Write out each record below exactly as it appears, with no pictures.

MATERIAL FOR THIS EXERCISE:
|---|
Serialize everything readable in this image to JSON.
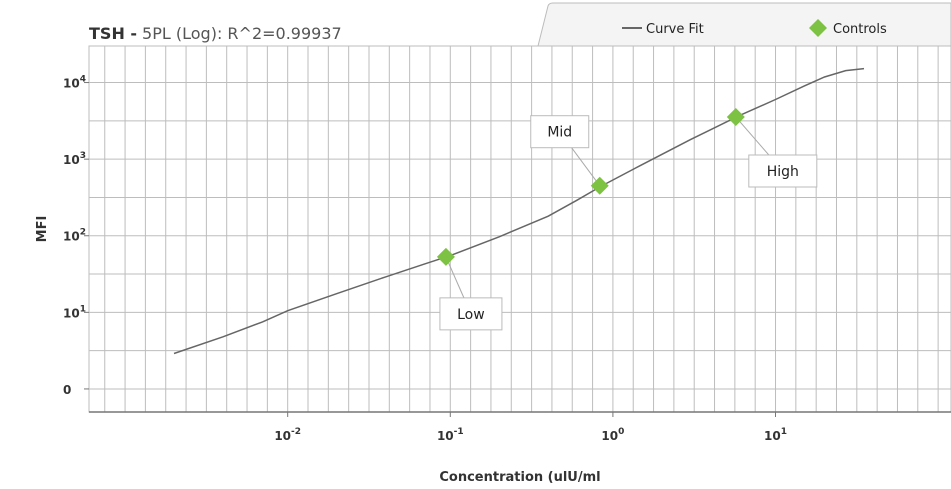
{
  "chart_data": {
    "type": "scatter",
    "title": {
      "analyte": "TSH -",
      "fit": "5PL (Log): R^2=0.99937"
    },
    "xlabel": "Concentration (ulU/ml",
    "ylabel": "MFI",
    "x_scale": "log",
    "y_scale": "log",
    "xlim": [
      0.0006,
      120
    ],
    "ylim": [
      0.5,
      30000
    ],
    "x_ticks": [
      {
        "value": 0.01,
        "base": "10",
        "exp": "-2"
      },
      {
        "value": 0.1,
        "base": "10",
        "exp": "-1"
      },
      {
        "value": 1,
        "base": "10",
        "exp": "0"
      },
      {
        "value": 10,
        "base": "10",
        "exp": "1"
      }
    ],
    "y_ticks": [
      {
        "value": 1,
        "base": "0",
        "exp": ""
      },
      {
        "value": 10,
        "base": "10",
        "exp": "1"
      },
      {
        "value": 100,
        "base": "10",
        "exp": "2"
      },
      {
        "value": 1000,
        "base": "10",
        "exp": "3"
      },
      {
        "value": 10000,
        "base": "10",
        "exp": "4"
      }
    ],
    "grid": true,
    "legend_position": "top-right",
    "legend": {
      "curve_label": "Curve Fit",
      "controls_label": "Controls"
    },
    "curve_color": "#666666",
    "control_color": "#7dc242",
    "series": [
      {
        "name": "Curve Fit",
        "kind": "line",
        "points": [
          [
            0.002,
            2.9
          ],
          [
            0.004,
            4.8
          ],
          [
            0.007,
            7.5
          ],
          [
            0.01,
            10.5
          ],
          [
            0.02,
            17.5
          ],
          [
            0.04,
            29
          ],
          [
            0.07,
            43
          ],
          [
            0.1,
            55
          ],
          [
            0.2,
            97
          ],
          [
            0.4,
            180
          ],
          [
            0.6,
            290
          ],
          [
            0.84,
            440
          ],
          [
            1.5,
            840
          ],
          [
            3,
            1800
          ],
          [
            6,
            3700
          ],
          [
            10,
            6000
          ],
          [
            15,
            9000
          ],
          [
            20,
            11800
          ],
          [
            27,
            14300
          ],
          [
            35,
            15200
          ]
        ]
      },
      {
        "name": "Controls",
        "kind": "scatter",
        "points": [
          {
            "x": 0.094,
            "y": 53,
            "label": "Low"
          },
          {
            "x": 0.83,
            "y": 450,
            "label": "Mid"
          },
          {
            "x": 5.7,
            "y": 3550,
            "label": "High"
          }
        ]
      }
    ]
  }
}
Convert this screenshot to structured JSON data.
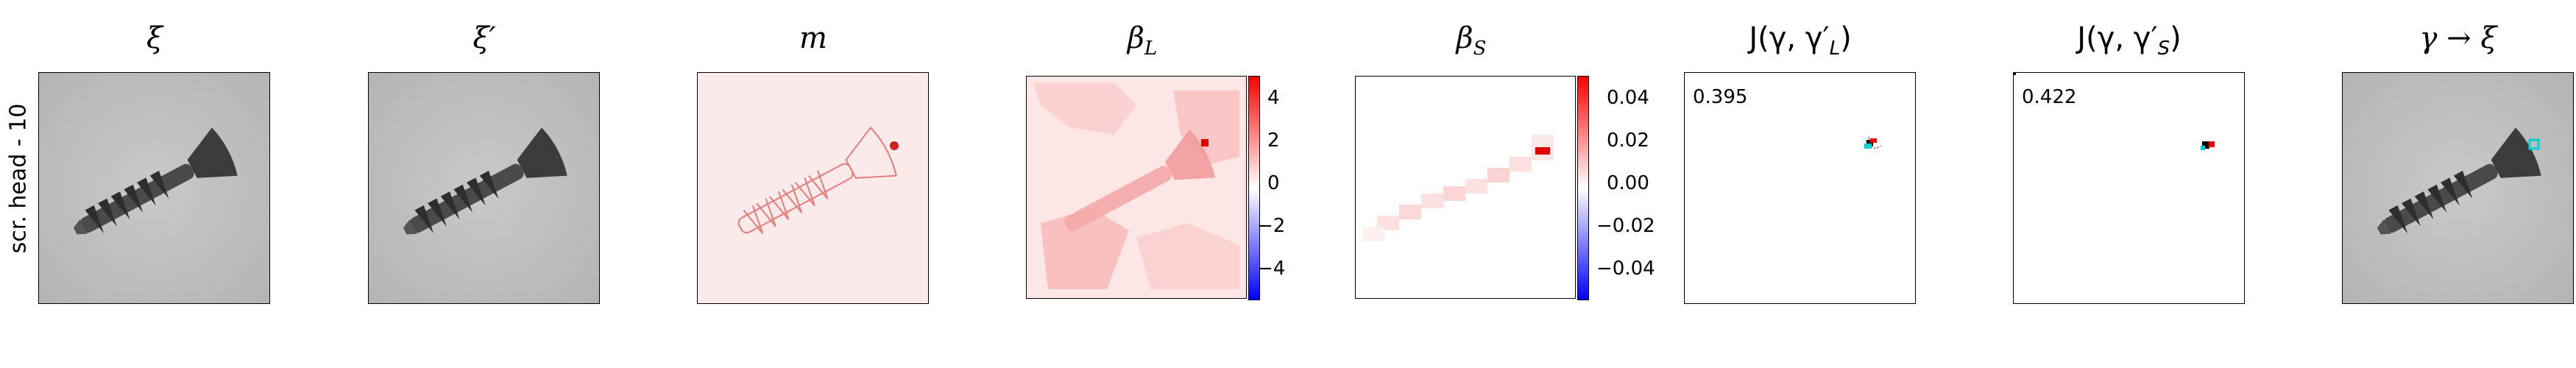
{
  "row_label": "scr. head - 10",
  "panels": [
    {
      "id": "xi",
      "title": "ξ"
    },
    {
      "id": "xi-prime",
      "title": "ξ′"
    },
    {
      "id": "m",
      "title": "m"
    },
    {
      "id": "beta-l",
      "title": "β",
      "title_sub": "L"
    },
    {
      "id": "beta-s",
      "title": "β",
      "title_sub": "S"
    },
    {
      "id": "j-gamma-l",
      "title": "J(γ, γ′",
      "title_sub": "L",
      "title_end": ")"
    },
    {
      "id": "j-gamma-s",
      "title": "J(γ, γ′",
      "title_sub": "S",
      "title_end": ")"
    },
    {
      "id": "gamma-xi",
      "title": "γ → ξ"
    }
  ],
  "scores": {
    "j_gamma_l": "0.395",
    "j_gamma_s": "0.422"
  },
  "colorbar_l": {
    "ticks": [
      "4",
      "2",
      "0",
      "−2",
      "−4"
    ]
  },
  "colorbar_s": {
    "ticks": [
      "0.04",
      "0.02",
      "0.00",
      "−0.02",
      "−0.04"
    ]
  },
  "colors": {
    "pos": "#ff0000",
    "neg": "#0000ff",
    "cyan": "#00d0d8"
  }
}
|---|
COMPLETED EXERCISE:
Serialize everything readable in this image to JSON.
{
  "chart_data": {
    "type": "scatter",
    "title": {
      "analyte": "TSH -",
      "fit": "5PL (Log): R^2=0.99937"
    },
    "xlabel": "Concentration (ulU/ml",
    "ylabel": "MFI",
    "x_scale": "log",
    "y_scale": "log",
    "xlim": [
      0.0006,
      120
    ],
    "ylim": [
      0.5,
      30000
    ],
    "x_ticks": [
      {
        "value": 0.01,
        "base": "10",
        "exp": "-2"
      },
      {
        "value": 0.1,
        "base": "10",
        "exp": "-1"
      },
      {
        "value": 1,
        "base": "10",
        "exp": "0"
      },
      {
        "value": 10,
        "base": "10",
        "exp": "1"
      }
    ],
    "y_ticks": [
      {
        "value": 1,
        "base": "0",
        "exp": ""
      },
      {
        "value": 10,
        "base": "10",
        "exp": "1"
      },
      {
        "value": 100,
        "base": "10",
        "exp": "2"
      },
      {
        "value": 1000,
        "base": "10",
        "exp": "3"
      },
      {
        "value": 10000,
        "base": "10",
        "exp": "4"
      }
    ],
    "grid": true,
    "legend_position": "top-right",
    "legend": {
      "curve_label": "Curve Fit",
      "controls_label": "Controls"
    },
    "curve_color": "#666666",
    "control_color": "#7dc242",
    "series": [
      {
        "name": "Curve Fit",
        "kind": "line",
        "points": [
          [
            0.002,
            2.9
          ],
          [
            0.004,
            4.8
          ],
          [
            0.007,
            7.5
          ],
          [
            0.01,
            10.5
          ],
          [
            0.02,
            17.5
          ],
          [
            0.04,
            29
          ],
          [
            0.07,
            43
          ],
          [
            0.1,
            55
          ],
          [
            0.2,
            97
          ],
          [
            0.4,
            180
          ],
          [
            0.6,
            290
          ],
          [
            0.84,
            440
          ],
          [
            1.5,
            840
          ],
          [
            3,
            1800
          ],
          [
            6,
            3700
          ],
          [
            10,
            6000
          ],
          [
            15,
            9000
          ],
          [
            20,
            11800
          ],
          [
            27,
            14300
          ],
          [
            35,
            15200
          ]
        ]
      },
      {
        "name": "Controls",
        "kind": "scatter",
        "points": [
          {
            "x": 0.094,
            "y": 53,
            "label": "Low"
          },
          {
            "x": 0.83,
            "y": 450,
            "label": "Mid"
          },
          {
            "x": 5.7,
            "y": 3550,
            "label": "High"
          }
        ]
      }
    ]
  }
}
Convert this screenshot to structured JSON data.
{
  "row_label": "scr. head - 10",
  "panels": [
    {
      "id": "xi",
      "title": "ξ"
    },
    {
      "id": "xi-prime",
      "title": "ξ′"
    },
    {
      "id": "m",
      "title": "m"
    },
    {
      "id": "beta-l",
      "title": "β",
      "title_sub": "L"
    },
    {
      "id": "beta-s",
      "title": "β",
      "title_sub": "S"
    },
    {
      "id": "j-gamma-l",
      "title": "J(γ, γ′",
      "title_sub": "L",
      "title_end": ")"
    },
    {
      "id": "j-gamma-s",
      "title": "J(γ, γ′",
      "title_sub": "S",
      "title_end": ")"
    },
    {
      "id": "gamma-xi",
      "title": "γ → ξ"
    }
  ],
  "scores": {
    "j_gamma_l": "0.395",
    "j_gamma_s": "0.422"
  },
  "colorbar_l": {
    "ticks": [
      "4",
      "2",
      "0",
      "−2",
      "−4"
    ]
  },
  "colorbar_s": {
    "ticks": [
      "0.04",
      "0.02",
      "0.00",
      "−0.02",
      "−0.04"
    ]
  },
  "colors": {
    "pos": "#ff0000",
    "neg": "#0000ff",
    "cyan": "#00d0d8"
  }
}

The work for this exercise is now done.